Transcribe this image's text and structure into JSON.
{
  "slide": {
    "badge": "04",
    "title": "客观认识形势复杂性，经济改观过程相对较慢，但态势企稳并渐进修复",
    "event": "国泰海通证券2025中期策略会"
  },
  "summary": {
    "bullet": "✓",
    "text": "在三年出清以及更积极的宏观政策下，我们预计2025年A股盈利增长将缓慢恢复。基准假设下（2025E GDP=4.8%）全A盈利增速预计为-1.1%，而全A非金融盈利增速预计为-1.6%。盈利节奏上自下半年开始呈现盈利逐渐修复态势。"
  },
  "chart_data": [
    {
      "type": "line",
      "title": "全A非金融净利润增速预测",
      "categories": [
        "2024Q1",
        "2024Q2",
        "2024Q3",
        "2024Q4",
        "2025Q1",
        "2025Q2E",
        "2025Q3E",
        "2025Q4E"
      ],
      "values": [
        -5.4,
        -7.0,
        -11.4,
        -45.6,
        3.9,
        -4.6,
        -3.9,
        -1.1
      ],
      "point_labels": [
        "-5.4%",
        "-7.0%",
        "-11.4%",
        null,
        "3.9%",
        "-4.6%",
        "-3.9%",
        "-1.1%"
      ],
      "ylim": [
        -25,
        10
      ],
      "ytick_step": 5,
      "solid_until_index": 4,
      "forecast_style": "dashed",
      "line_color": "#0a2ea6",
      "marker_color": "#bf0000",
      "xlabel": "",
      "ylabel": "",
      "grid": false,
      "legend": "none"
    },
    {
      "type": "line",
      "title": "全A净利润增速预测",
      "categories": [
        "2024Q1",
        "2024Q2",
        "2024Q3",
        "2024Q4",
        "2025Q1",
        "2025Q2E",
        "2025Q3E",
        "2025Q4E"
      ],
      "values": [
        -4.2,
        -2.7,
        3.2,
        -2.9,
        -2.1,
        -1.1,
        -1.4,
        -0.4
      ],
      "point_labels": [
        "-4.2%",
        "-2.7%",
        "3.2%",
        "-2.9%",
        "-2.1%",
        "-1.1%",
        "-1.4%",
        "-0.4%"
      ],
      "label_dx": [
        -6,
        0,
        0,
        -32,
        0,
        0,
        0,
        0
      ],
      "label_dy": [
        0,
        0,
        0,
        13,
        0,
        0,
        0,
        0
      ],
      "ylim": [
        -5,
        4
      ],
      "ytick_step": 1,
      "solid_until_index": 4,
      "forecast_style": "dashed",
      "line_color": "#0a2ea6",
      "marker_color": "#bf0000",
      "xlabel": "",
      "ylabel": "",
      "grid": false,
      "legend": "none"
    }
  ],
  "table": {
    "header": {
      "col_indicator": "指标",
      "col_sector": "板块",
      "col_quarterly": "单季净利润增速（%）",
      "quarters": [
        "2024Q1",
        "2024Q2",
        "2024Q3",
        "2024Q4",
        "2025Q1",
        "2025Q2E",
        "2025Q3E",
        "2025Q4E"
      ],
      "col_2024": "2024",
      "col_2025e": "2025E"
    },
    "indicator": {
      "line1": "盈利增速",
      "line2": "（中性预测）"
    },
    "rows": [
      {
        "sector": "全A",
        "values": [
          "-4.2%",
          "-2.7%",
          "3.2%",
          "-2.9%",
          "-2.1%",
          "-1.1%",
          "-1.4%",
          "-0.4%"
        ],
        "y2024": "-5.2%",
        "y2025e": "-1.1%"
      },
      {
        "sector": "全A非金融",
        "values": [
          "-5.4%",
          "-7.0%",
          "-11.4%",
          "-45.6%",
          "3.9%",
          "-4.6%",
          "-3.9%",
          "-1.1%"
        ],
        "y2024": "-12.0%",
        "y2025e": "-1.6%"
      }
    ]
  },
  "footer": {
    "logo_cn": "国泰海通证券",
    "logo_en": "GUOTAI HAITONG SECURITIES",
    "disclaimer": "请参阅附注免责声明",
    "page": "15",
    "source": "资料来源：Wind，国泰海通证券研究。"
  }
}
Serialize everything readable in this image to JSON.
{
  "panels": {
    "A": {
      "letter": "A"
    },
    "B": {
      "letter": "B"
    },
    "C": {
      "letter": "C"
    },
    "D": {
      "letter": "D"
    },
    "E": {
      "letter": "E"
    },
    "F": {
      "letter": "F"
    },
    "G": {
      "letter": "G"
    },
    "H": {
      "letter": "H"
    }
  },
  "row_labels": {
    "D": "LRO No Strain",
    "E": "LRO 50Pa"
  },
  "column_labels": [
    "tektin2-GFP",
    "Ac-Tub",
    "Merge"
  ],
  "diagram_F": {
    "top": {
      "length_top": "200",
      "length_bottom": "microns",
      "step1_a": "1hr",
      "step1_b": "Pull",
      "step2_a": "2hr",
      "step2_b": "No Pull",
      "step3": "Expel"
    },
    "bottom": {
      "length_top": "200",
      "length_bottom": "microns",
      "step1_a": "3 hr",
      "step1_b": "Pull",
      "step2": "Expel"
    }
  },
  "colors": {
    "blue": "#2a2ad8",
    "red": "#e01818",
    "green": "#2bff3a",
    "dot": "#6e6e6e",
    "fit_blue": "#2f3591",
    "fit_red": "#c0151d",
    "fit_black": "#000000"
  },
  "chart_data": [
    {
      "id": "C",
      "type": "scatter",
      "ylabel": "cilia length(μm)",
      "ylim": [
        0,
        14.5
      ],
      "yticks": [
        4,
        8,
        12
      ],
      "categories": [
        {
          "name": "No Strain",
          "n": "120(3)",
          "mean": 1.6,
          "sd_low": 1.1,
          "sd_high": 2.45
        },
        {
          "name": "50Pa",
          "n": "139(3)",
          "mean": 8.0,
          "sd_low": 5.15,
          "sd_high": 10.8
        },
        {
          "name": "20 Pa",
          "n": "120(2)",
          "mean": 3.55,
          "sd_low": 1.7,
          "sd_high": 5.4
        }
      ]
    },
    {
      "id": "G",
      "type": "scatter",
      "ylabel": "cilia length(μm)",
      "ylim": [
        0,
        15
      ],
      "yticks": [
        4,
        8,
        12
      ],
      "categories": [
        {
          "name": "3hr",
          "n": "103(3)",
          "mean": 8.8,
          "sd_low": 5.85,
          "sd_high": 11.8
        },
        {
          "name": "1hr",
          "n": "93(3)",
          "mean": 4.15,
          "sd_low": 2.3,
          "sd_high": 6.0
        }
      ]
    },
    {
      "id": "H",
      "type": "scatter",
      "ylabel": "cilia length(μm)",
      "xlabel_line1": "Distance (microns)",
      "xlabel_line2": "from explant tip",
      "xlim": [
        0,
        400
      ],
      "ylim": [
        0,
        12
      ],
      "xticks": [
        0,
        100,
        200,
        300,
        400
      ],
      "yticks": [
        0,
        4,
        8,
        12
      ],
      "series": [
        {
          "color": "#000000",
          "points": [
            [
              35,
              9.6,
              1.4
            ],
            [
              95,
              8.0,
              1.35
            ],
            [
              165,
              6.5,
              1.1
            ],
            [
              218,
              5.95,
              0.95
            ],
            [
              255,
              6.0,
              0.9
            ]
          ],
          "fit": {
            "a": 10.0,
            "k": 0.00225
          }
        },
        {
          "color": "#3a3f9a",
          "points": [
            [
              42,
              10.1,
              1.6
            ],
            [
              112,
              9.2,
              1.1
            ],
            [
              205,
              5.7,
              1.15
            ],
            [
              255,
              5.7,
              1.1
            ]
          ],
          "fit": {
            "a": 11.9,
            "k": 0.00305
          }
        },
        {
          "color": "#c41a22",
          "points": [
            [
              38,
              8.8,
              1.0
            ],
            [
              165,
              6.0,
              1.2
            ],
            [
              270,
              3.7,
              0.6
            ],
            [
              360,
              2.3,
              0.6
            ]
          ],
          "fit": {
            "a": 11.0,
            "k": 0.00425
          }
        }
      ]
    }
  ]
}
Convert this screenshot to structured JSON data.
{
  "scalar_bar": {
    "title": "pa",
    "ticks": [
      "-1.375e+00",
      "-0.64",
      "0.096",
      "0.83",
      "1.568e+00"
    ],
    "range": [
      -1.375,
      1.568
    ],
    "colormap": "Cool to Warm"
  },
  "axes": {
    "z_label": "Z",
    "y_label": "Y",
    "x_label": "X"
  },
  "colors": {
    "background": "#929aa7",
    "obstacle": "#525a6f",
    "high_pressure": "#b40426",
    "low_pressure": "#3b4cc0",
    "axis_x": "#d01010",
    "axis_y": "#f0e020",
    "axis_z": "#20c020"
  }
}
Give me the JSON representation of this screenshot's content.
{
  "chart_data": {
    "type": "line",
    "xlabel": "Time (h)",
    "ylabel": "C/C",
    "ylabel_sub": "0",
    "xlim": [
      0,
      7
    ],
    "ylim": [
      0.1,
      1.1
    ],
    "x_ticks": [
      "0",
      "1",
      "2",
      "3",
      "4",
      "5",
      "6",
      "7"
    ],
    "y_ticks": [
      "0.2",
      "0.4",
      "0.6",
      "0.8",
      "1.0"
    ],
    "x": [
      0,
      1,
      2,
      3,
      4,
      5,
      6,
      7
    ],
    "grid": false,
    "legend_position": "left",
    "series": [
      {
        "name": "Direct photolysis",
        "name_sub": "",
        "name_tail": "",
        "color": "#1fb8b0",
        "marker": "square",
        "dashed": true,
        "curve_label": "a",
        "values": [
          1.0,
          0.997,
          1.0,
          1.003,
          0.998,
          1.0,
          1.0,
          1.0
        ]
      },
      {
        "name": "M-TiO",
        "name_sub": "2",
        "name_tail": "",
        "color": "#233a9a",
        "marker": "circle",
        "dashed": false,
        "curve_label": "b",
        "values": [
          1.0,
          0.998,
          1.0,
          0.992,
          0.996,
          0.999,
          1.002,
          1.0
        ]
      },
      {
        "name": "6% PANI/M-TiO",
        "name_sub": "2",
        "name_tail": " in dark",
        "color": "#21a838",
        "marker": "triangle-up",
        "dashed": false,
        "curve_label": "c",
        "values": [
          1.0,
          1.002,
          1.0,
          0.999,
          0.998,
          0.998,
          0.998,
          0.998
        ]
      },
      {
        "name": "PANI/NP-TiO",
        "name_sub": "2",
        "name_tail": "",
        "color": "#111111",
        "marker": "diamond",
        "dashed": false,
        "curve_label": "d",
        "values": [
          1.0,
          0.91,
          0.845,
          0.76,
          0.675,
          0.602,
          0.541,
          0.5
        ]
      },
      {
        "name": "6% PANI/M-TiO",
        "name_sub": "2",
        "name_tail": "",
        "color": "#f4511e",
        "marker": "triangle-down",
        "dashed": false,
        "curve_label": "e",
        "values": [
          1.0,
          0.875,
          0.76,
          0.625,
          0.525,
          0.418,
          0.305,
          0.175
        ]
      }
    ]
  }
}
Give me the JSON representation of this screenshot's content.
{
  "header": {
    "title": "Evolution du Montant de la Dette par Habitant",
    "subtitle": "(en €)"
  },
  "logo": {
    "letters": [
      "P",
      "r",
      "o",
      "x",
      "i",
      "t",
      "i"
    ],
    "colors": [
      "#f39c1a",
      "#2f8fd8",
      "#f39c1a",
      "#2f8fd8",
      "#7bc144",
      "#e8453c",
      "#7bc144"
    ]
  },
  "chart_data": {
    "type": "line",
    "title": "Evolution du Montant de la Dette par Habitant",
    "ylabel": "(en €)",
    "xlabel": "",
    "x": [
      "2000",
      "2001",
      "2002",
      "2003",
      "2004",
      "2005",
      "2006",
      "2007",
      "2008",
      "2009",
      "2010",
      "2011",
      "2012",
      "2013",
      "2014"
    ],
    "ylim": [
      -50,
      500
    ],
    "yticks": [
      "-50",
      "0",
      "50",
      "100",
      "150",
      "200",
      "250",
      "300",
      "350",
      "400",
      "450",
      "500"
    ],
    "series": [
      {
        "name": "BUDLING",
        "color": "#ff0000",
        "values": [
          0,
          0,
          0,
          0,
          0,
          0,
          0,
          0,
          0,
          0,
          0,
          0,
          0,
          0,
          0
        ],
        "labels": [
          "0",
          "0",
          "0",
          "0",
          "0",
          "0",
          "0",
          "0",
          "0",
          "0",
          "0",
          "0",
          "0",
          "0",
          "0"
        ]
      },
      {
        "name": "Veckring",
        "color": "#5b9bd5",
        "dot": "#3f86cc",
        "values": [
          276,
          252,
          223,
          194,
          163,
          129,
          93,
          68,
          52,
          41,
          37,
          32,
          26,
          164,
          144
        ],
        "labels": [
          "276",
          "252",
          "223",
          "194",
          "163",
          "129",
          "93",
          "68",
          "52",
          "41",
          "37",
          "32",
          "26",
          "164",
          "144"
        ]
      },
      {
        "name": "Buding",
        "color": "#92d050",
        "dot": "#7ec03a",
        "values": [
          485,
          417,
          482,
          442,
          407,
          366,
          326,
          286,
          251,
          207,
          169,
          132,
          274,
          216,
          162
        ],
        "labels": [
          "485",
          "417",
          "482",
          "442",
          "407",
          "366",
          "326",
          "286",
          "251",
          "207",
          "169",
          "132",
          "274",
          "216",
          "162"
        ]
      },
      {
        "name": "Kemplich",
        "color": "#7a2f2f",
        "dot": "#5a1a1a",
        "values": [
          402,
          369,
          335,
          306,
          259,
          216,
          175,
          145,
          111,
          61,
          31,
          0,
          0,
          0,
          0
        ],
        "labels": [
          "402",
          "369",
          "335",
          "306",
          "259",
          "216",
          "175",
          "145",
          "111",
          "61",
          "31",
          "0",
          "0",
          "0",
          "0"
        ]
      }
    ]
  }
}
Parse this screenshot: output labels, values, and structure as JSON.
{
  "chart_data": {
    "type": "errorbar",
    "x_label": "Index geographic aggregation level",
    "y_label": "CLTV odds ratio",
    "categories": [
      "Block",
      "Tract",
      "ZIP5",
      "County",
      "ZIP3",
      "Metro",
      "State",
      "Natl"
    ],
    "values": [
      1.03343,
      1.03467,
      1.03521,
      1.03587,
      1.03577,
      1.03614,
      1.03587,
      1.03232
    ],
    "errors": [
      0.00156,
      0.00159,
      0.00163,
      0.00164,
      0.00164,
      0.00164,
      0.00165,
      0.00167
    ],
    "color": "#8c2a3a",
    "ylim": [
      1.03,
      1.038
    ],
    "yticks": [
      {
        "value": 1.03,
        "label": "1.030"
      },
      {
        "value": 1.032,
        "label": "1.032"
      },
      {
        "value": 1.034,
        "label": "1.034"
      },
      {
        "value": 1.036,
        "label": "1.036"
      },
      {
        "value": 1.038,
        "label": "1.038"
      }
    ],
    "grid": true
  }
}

+ + +

## Objective
Everything from the line containing "Parse this screenshot: output" through the final line of the listing, inclusive, must be reproduced exactly; leave out the rest.

## Solved problem
Parse this screenshot: output labels, values, and structure as JSON.
{
  "chart_data": {
    "type": "errorbar",
    "x_label": "Index geographic aggregation level",
    "y_label": "CLTV odds ratio",
    "categories": [
      "Block",
      "Tract",
      "ZIP5",
      "County",
      "ZIP3",
      "Metro",
      "State",
      "Natl"
    ],
    "values": [
      1.03343,
      1.03467,
      1.03521,
      1.03587,
      1.03577,
      1.03614,
      1.03587,
      1.03232
    ],
    "errors": [
      0.00156,
      0.00159,
      0.00163,
      0.00164,
      0.00164,
      0.00164,
      0.00165,
      0.00167
    ],
    "color": "#8c2a3a",
    "ylim": [
      1.03,
      1.038
    ],
    "yticks": [
      {
        "value": 1.03,
        "label": "1.030"
      },
      {
        "value": 1.032,
        "label": "1.032"
      },
      {
        "value": 1.034,
        "label": "1.034"
      },
      {
        "value": 1.036,
        "label": "1.036"
      },
      {
        "value": 1.038,
        "label": "1.038"
      }
    ],
    "grid": true
  }
}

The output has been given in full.